What you need to do:
Return all entries word for word, but drop any images.

Extracts from a graphics dataset
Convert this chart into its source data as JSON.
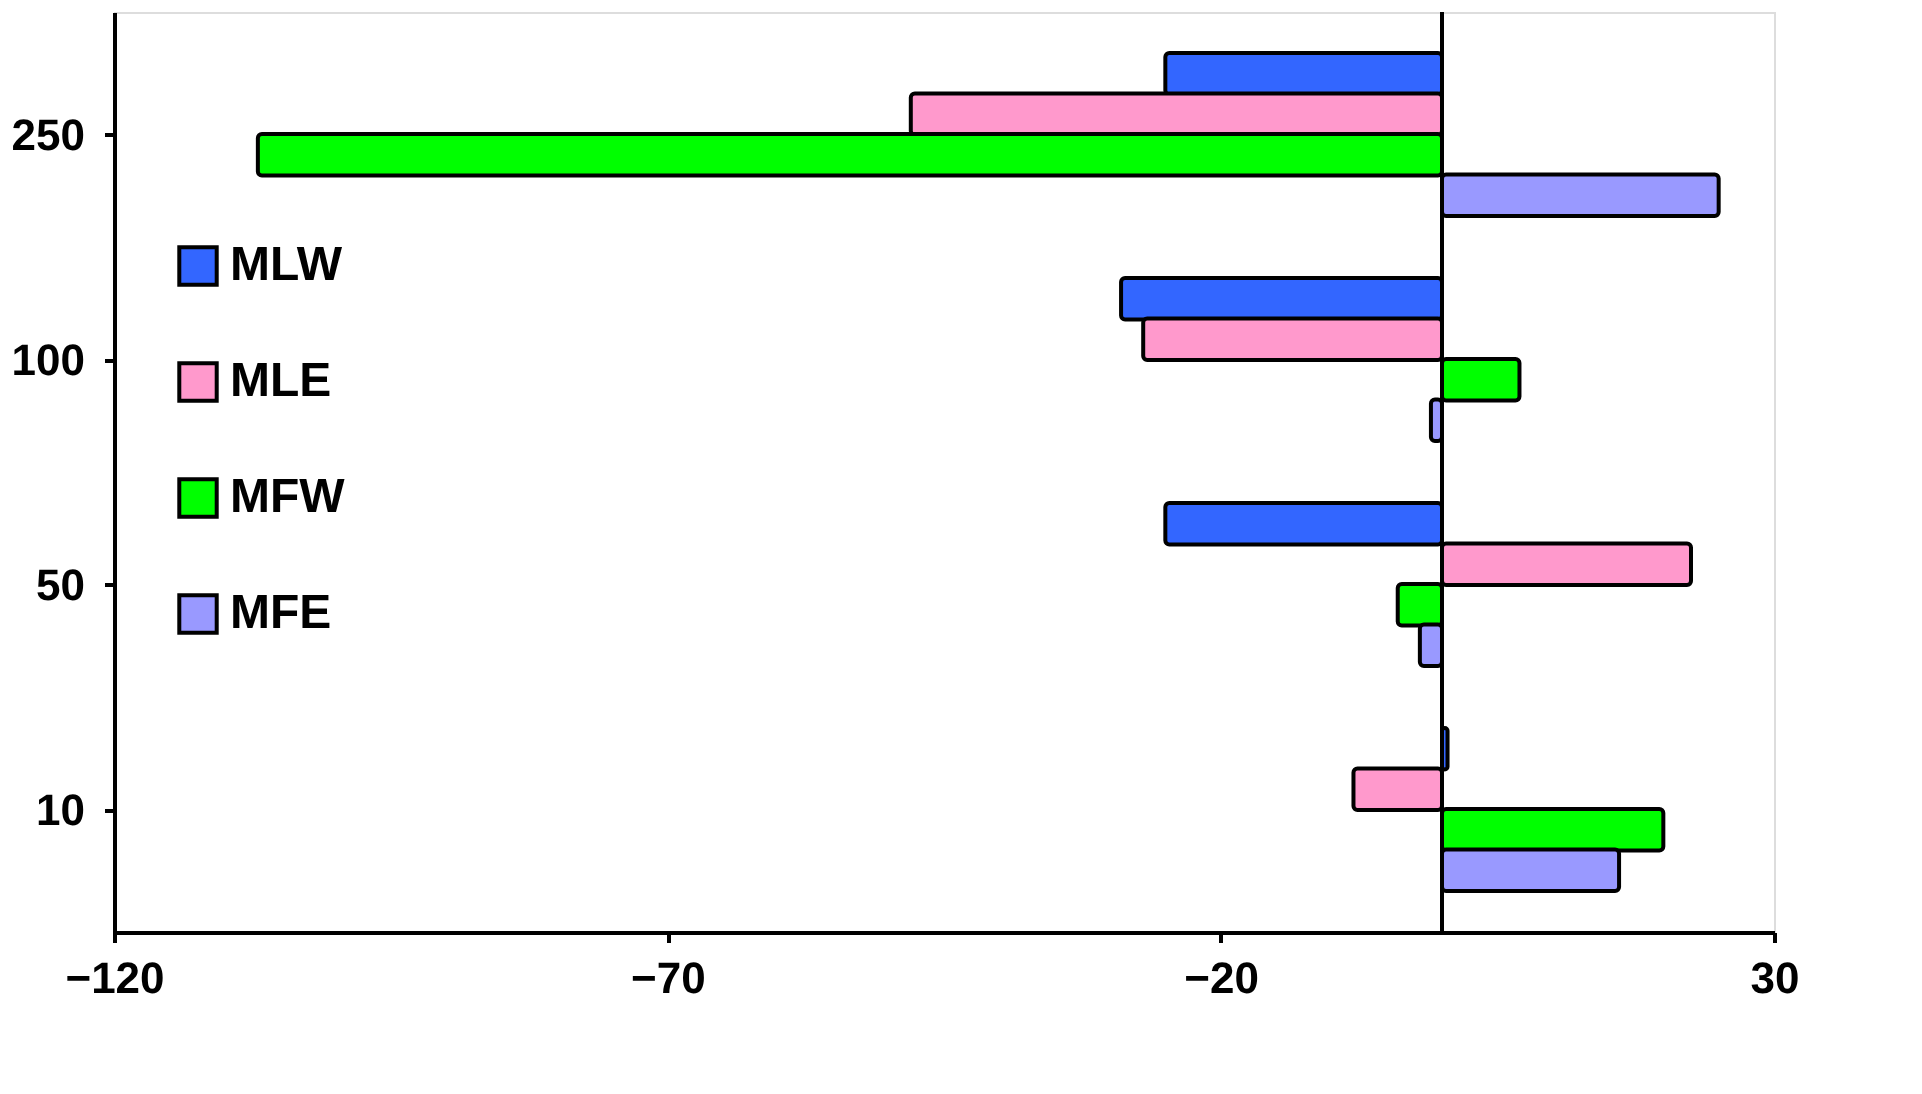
{
  "chart_data": {
    "type": "bar",
    "orientation": "horizontal",
    "categories": [
      "250",
      "100",
      "50",
      "10"
    ],
    "series": [
      {
        "name": "MLW",
        "color": "#3366ff",
        "values": [
          -25,
          -29,
          -25,
          0.5
        ]
      },
      {
        "name": "MLE",
        "color": "#ff99cc",
        "values": [
          -48,
          -27,
          22.5,
          -8
        ]
      },
      {
        "name": "MFW",
        "color": "#00ff00",
        "values": [
          -107,
          7,
          -4,
          20
        ]
      },
      {
        "name": "MFE",
        "color": "#9999ff",
        "values": [
          25,
          -1,
          -2,
          16
        ]
      }
    ],
    "xlim": [
      -120,
      30
    ],
    "xticks": [
      -120,
      -70,
      -20,
      30
    ],
    "ref_lines": [
      {
        "axis": "x",
        "value": 0
      }
    ],
    "grid": false,
    "legend": "left"
  }
}
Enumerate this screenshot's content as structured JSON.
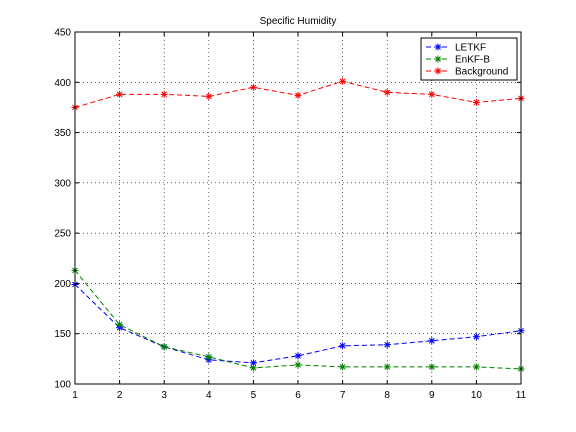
{
  "chart_data": {
    "type": "line",
    "title": "Specific Humidity",
    "xlabel": "",
    "ylabel": "",
    "xlim": [
      1,
      11
    ],
    "ylim": [
      100,
      450
    ],
    "x": [
      1,
      2,
      3,
      4,
      5,
      6,
      7,
      8,
      9,
      10,
      11
    ],
    "xticks": [
      "1",
      "2",
      "3",
      "4",
      "5",
      "6",
      "7",
      "8",
      "9",
      "10",
      "11"
    ],
    "yticks": [
      "100",
      "150",
      "200",
      "250",
      "300",
      "350",
      "400",
      "450"
    ],
    "grid": true,
    "legend_position": "top-right",
    "series": [
      {
        "name": "LETKF",
        "color": "#0000ff",
        "marker": "asterisk",
        "line": "dashed",
        "values": [
          199,
          156,
          137,
          124,
          121,
          128,
          138,
          139,
          143,
          147,
          153
        ]
      },
      {
        "name": "EnKF-B",
        "color": "#008000",
        "marker": "asterisk",
        "line": "dashed",
        "values": [
          213,
          159,
          137,
          127,
          116,
          119,
          117,
          117,
          117,
          117,
          115
        ]
      },
      {
        "name": "Background",
        "color": "#ff0000",
        "marker": "asterisk",
        "line": "dashed",
        "values": [
          375,
          388,
          388,
          386,
          395,
          387,
          401,
          390,
          388,
          380,
          384
        ]
      }
    ]
  }
}
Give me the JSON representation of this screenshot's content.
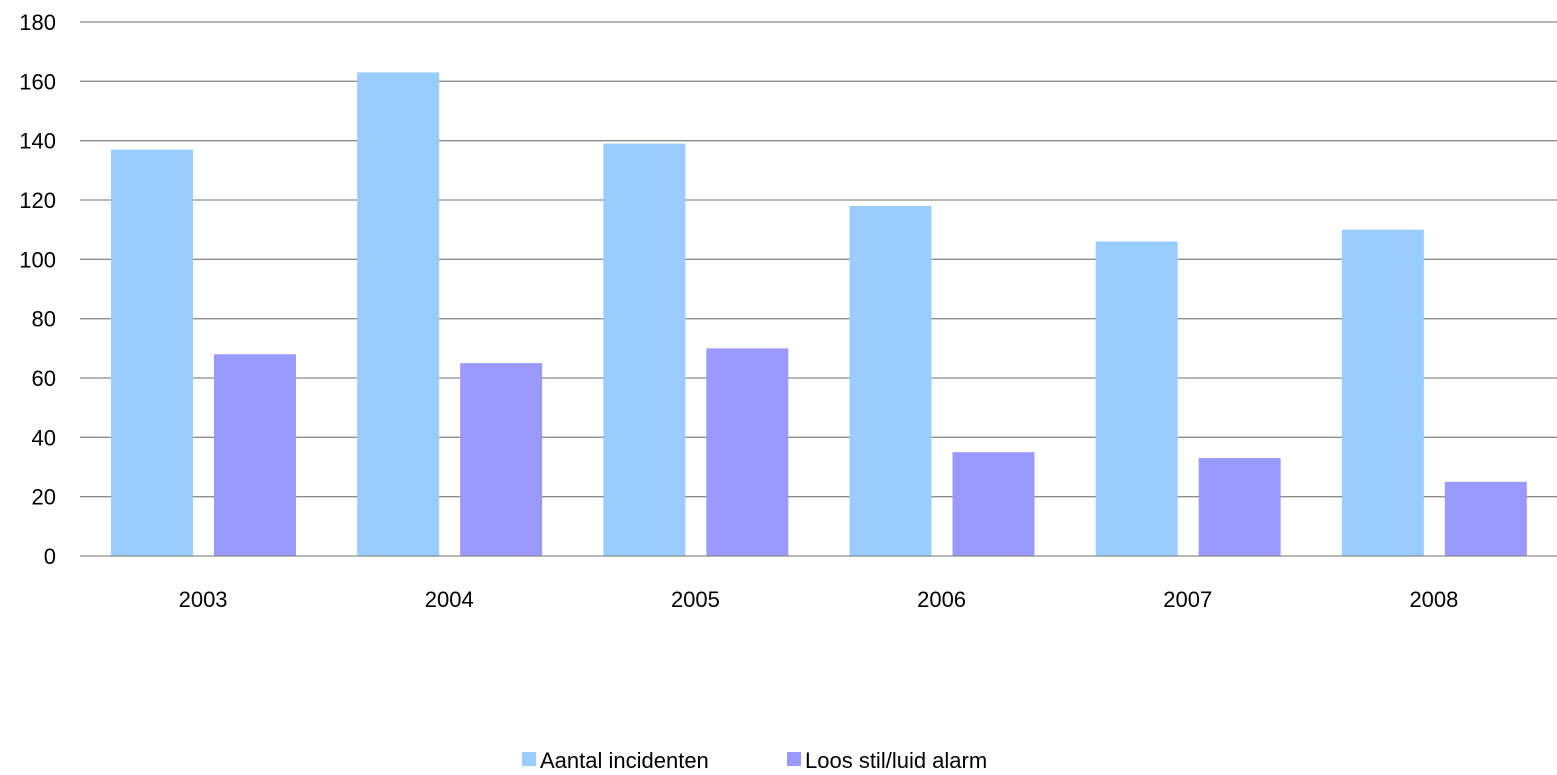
{
  "chart_data": {
    "type": "bar",
    "categories": [
      "2003",
      "2004",
      "2005",
      "2006",
      "2007",
      "2008"
    ],
    "series": [
      {
        "name": "Aantal incidenten",
        "color": "#99ccff",
        "values": [
          137,
          163,
          139,
          118,
          106,
          110
        ]
      },
      {
        "name": "Loos stil/luid alarm",
        "color": "#9999ff",
        "values": [
          68,
          65,
          70,
          35,
          33,
          25
        ]
      }
    ],
    "ylim": [
      0,
      180
    ],
    "yticks": [
      0,
      20,
      40,
      60,
      80,
      100,
      120,
      140,
      160,
      180
    ],
    "grid": true,
    "legend_position": "bottom-center"
  }
}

Task result:
Convert this chart into its source data as JSON.
{
  "chart_data": {
    "type": "bar",
    "orientation": "horizontal",
    "categories": [
      "250",
      "100",
      "50",
      "10"
    ],
    "series": [
      {
        "name": "MLW",
        "color": "#3366ff",
        "values": [
          -25,
          -29,
          -25,
          0.5
        ]
      },
      {
        "name": "MLE",
        "color": "#ff99cc",
        "values": [
          -48,
          -27,
          22.5,
          -8
        ]
      },
      {
        "name": "MFW",
        "color": "#00ff00",
        "values": [
          -107,
          7,
          -4,
          20
        ]
      },
      {
        "name": "MFE",
        "color": "#9999ff",
        "values": [
          25,
          -1,
          -2,
          16
        ]
      }
    ],
    "xlim": [
      -120,
      30
    ],
    "xticks": [
      -120,
      -70,
      -20,
      30
    ],
    "ref_lines": [
      {
        "axis": "x",
        "value": 0
      }
    ],
    "grid": false,
    "legend": "left"
  }
}
Enumerate this screenshot's content as structured JSON.
{
  "chart_data": {
    "type": "line",
    "title": "Specific Humidity",
    "xlabel": "",
    "ylabel": "",
    "xlim": [
      1,
      11
    ],
    "ylim": [
      100,
      450
    ],
    "x": [
      1,
      2,
      3,
      4,
      5,
      6,
      7,
      8,
      9,
      10,
      11
    ],
    "xticks": [
      "1",
      "2",
      "3",
      "4",
      "5",
      "6",
      "7",
      "8",
      "9",
      "10",
      "11"
    ],
    "yticks": [
      "100",
      "150",
      "200",
      "250",
      "300",
      "350",
      "400",
      "450"
    ],
    "grid": true,
    "legend_position": "top-right",
    "series": [
      {
        "name": "LETKF",
        "color": "#0000ff",
        "marker": "asterisk",
        "line": "dashed",
        "values": [
          199,
          156,
          137,
          124,
          121,
          128,
          138,
          139,
          143,
          147,
          153
        ]
      },
      {
        "name": "EnKF-B",
        "color": "#008000",
        "marker": "asterisk",
        "line": "dashed",
        "values": [
          213,
          159,
          137,
          127,
          116,
          119,
          117,
          117,
          117,
          117,
          115
        ]
      },
      {
        "name": "Background",
        "color": "#ff0000",
        "marker": "asterisk",
        "line": "dashed",
        "values": [
          375,
          388,
          388,
          386,
          395,
          387,
          401,
          390,
          388,
          380,
          384
        ]
      }
    ]
  }
}
Give me the JSON representation of this screenshot's content.
{
  "chart_data": {
    "type": "bar",
    "categories": [
      "2003",
      "2004",
      "2005",
      "2006",
      "2007",
      "2008"
    ],
    "series": [
      {
        "name": "Aantal incidenten",
        "color": "#99ccff",
        "values": [
          137,
          163,
          139,
          118,
          106,
          110
        ]
      },
      {
        "name": "Loos stil/luid alarm",
        "color": "#9999ff",
        "values": [
          68,
          65,
          70,
          35,
          33,
          25
        ]
      }
    ],
    "ylim": [
      0,
      180
    ],
    "yticks": [
      0,
      20,
      40,
      60,
      80,
      100,
      120,
      140,
      160,
      180
    ],
    "grid": true,
    "legend_position": "bottom-center"
  }
}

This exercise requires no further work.